Provided entries -
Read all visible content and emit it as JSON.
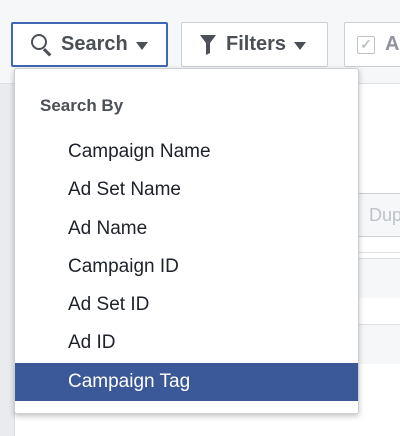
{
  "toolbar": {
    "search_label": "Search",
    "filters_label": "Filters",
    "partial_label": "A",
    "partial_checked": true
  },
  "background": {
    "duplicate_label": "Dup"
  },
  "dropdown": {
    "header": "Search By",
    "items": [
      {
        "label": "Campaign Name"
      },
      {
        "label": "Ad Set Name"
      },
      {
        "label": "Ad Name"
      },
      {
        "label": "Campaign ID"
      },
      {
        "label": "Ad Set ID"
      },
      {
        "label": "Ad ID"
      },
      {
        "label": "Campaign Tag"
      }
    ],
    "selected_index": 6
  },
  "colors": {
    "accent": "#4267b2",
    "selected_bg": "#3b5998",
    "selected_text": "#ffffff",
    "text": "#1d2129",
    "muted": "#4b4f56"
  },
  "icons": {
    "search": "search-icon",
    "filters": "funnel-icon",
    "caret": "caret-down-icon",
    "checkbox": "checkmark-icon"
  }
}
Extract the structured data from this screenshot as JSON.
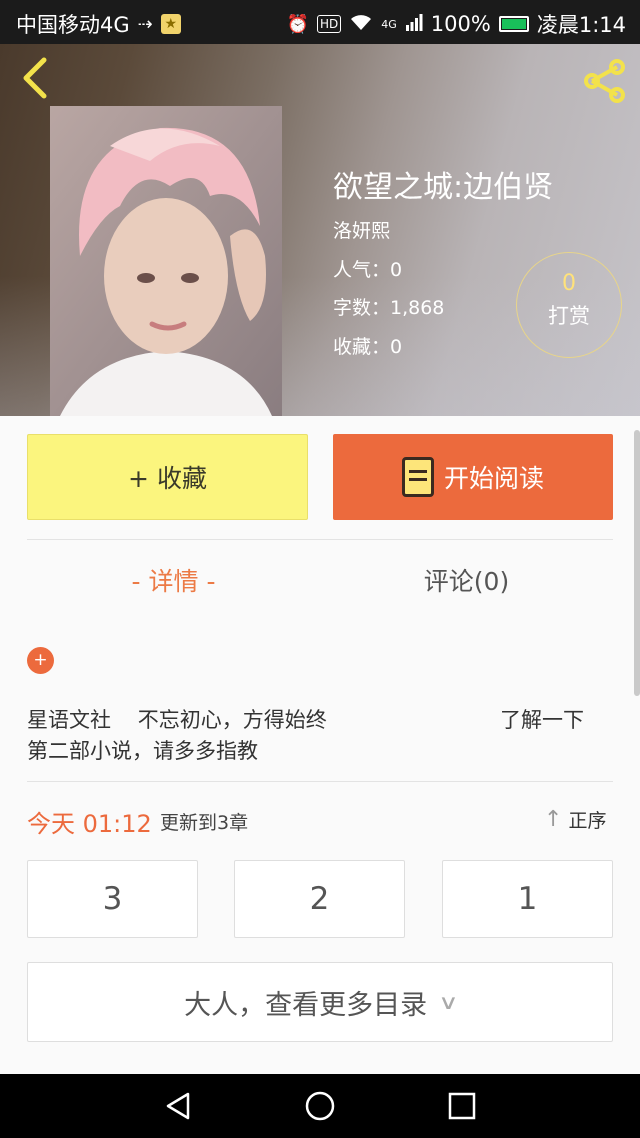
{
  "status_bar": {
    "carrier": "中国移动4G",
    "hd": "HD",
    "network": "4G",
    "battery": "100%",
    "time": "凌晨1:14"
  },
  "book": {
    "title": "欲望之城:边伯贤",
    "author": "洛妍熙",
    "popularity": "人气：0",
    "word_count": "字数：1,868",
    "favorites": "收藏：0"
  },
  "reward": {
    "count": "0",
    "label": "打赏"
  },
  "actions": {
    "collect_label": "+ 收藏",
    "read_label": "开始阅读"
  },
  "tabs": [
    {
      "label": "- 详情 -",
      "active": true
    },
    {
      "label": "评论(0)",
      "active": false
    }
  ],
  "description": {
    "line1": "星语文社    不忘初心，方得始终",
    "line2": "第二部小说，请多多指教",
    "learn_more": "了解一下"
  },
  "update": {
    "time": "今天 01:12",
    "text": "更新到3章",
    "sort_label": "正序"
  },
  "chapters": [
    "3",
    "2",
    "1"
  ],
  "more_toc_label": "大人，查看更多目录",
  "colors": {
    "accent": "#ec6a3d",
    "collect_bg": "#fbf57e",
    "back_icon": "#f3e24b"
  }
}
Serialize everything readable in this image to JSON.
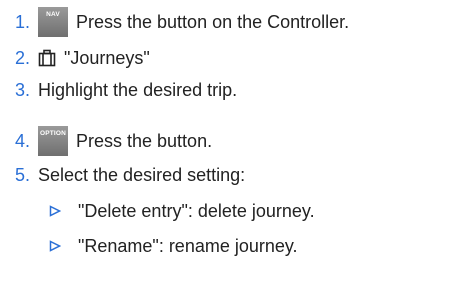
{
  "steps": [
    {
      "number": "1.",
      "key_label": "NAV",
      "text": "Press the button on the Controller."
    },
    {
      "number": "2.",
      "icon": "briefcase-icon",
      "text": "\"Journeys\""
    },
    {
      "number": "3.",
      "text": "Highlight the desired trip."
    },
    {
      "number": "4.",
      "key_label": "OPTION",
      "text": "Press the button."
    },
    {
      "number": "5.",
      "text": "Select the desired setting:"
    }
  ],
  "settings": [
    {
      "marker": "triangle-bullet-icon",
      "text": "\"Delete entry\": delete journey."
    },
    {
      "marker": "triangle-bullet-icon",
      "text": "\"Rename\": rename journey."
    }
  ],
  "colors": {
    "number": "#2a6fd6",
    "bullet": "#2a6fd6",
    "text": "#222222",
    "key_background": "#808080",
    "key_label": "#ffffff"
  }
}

What needs to be done -
All entries must be written out again exactly as given, with no pictures in the copy.

Reply to the task -
Read all visible content and emit it as JSON.
{
  "toolbar": {
    "search_label": "Search",
    "filters_label": "Filters",
    "partial_label": "A",
    "partial_checked": true
  },
  "background": {
    "duplicate_label": "Dup"
  },
  "dropdown": {
    "header": "Search By",
    "items": [
      {
        "label": "Campaign Name"
      },
      {
        "label": "Ad Set Name"
      },
      {
        "label": "Ad Name"
      },
      {
        "label": "Campaign ID"
      },
      {
        "label": "Ad Set ID"
      },
      {
        "label": "Ad ID"
      },
      {
        "label": "Campaign Tag"
      }
    ],
    "selected_index": 6
  },
  "colors": {
    "accent": "#4267b2",
    "selected_bg": "#3b5998",
    "selected_text": "#ffffff",
    "text": "#1d2129",
    "muted": "#4b4f56"
  },
  "icons": {
    "search": "search-icon",
    "filters": "funnel-icon",
    "caret": "caret-down-icon",
    "checkbox": "checkmark-icon"
  }
}
Extract the structured data from this screenshot as JSON.
{
  "status_bar": {
    "carrier": "中国移动4G",
    "hd": "HD",
    "network": "4G",
    "battery": "100%",
    "time": "凌晨1:14"
  },
  "book": {
    "title": "欲望之城:边伯贤",
    "author": "洛妍熙",
    "popularity": "人气：0",
    "word_count": "字数：1,868",
    "favorites": "收藏：0"
  },
  "reward": {
    "count": "0",
    "label": "打赏"
  },
  "actions": {
    "collect_label": "+ 收藏",
    "read_label": "开始阅读"
  },
  "tabs": [
    {
      "label": "- 详情 -",
      "active": true
    },
    {
      "label": "评论(0)",
      "active": false
    }
  ],
  "description": {
    "line1": "星语文社    不忘初心，方得始终",
    "line2": "第二部小说，请多多指教",
    "learn_more": "了解一下"
  },
  "update": {
    "time": "今天 01:12",
    "text": "更新到3章",
    "sort_label": "正序"
  },
  "chapters": [
    "3",
    "2",
    "1"
  ],
  "more_toc_label": "大人，查看更多目录",
  "colors": {
    "accent": "#ec6a3d",
    "collect_bg": "#fbf57e",
    "back_icon": "#f3e24b"
  }
}
Serialize everything readable in this image to JSON.
{
  "steps": [
    {
      "number": "1.",
      "key_label": "NAV",
      "text": "Press the button on the Controller."
    },
    {
      "number": "2.",
      "icon": "briefcase-icon",
      "text": "\"Journeys\""
    },
    {
      "number": "3.",
      "text": "Highlight the desired trip."
    },
    {
      "number": "4.",
      "key_label": "OPTION",
      "text": "Press the button."
    },
    {
      "number": "5.",
      "text": "Select the desired setting:"
    }
  ],
  "settings": [
    {
      "marker": "triangle-bullet-icon",
      "text": "\"Delete entry\": delete journey."
    },
    {
      "marker": "triangle-bullet-icon",
      "text": "\"Rename\": rename journey."
    }
  ],
  "colors": {
    "number": "#2a6fd6",
    "bullet": "#2a6fd6",
    "text": "#222222",
    "key_background": "#808080",
    "key_label": "#ffffff"
  }
}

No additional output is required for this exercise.